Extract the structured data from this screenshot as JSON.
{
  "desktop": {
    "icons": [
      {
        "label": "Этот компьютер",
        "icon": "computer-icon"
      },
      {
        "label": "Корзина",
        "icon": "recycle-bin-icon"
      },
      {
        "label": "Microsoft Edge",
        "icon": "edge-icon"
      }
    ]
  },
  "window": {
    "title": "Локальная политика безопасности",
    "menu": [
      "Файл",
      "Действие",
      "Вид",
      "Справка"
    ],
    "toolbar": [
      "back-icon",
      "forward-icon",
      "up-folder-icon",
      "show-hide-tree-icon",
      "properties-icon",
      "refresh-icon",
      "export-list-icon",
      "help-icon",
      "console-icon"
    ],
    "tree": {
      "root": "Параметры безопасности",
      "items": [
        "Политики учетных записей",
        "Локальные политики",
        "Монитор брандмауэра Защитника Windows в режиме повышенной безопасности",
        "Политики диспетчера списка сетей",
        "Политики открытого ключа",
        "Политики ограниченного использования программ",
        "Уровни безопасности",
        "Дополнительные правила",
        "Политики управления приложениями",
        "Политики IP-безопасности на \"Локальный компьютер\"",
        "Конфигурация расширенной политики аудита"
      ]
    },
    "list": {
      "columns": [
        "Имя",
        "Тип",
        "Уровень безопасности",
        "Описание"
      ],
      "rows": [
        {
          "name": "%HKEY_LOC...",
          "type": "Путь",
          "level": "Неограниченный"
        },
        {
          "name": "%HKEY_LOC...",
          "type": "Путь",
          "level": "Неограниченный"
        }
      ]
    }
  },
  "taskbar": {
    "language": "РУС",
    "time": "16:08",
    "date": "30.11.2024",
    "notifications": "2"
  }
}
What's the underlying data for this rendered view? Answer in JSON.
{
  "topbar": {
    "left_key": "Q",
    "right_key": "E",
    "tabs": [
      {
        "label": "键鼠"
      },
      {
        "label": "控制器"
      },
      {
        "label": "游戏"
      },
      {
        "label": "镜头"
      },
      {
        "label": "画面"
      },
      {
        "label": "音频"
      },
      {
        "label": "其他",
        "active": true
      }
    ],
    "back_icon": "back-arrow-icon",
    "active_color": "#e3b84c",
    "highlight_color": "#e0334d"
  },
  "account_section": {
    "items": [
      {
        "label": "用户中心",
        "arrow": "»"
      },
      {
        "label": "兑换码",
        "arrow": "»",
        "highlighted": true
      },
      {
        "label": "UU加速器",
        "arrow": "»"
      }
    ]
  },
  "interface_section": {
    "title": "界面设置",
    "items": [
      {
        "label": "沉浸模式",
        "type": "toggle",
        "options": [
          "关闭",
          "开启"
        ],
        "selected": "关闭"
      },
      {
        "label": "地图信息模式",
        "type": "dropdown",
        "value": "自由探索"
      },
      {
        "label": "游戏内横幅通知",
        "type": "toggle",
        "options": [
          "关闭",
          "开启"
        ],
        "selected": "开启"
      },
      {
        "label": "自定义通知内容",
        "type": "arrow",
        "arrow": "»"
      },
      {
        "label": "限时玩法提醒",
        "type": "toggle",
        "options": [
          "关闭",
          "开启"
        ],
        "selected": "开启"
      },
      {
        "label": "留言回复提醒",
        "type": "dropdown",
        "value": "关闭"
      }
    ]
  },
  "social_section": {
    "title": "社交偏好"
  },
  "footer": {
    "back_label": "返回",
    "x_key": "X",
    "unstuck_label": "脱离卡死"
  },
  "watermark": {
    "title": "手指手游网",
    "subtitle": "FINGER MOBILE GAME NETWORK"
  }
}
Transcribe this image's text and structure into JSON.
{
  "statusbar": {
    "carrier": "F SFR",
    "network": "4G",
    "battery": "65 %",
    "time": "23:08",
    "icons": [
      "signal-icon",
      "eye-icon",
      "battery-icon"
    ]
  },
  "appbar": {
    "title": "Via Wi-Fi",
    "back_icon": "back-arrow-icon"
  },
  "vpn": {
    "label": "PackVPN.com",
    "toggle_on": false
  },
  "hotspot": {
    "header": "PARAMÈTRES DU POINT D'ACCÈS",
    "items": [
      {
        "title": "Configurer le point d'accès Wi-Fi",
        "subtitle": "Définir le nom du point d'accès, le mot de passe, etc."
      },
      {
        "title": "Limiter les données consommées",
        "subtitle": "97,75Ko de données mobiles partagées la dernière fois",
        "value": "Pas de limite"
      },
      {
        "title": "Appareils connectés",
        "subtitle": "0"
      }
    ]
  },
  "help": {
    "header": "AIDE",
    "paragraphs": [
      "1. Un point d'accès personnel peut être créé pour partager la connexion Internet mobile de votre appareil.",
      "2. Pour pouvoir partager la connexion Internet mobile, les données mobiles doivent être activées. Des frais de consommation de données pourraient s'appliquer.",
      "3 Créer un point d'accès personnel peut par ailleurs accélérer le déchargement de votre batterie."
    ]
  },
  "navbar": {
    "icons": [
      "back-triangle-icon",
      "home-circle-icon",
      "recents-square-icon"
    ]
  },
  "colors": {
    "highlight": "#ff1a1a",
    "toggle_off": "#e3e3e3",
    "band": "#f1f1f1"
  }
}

Set exercise
All lines of the data above that include the word "personnel" must be shown.

Finished exercise
      "1. Un point d'accès personnel peut être créé pour partager la connexion Internet mobile de votre appareil.",
      "3 Créer un point d'accès personnel peut par ailleurs accélérer le déchargement de votre batterie."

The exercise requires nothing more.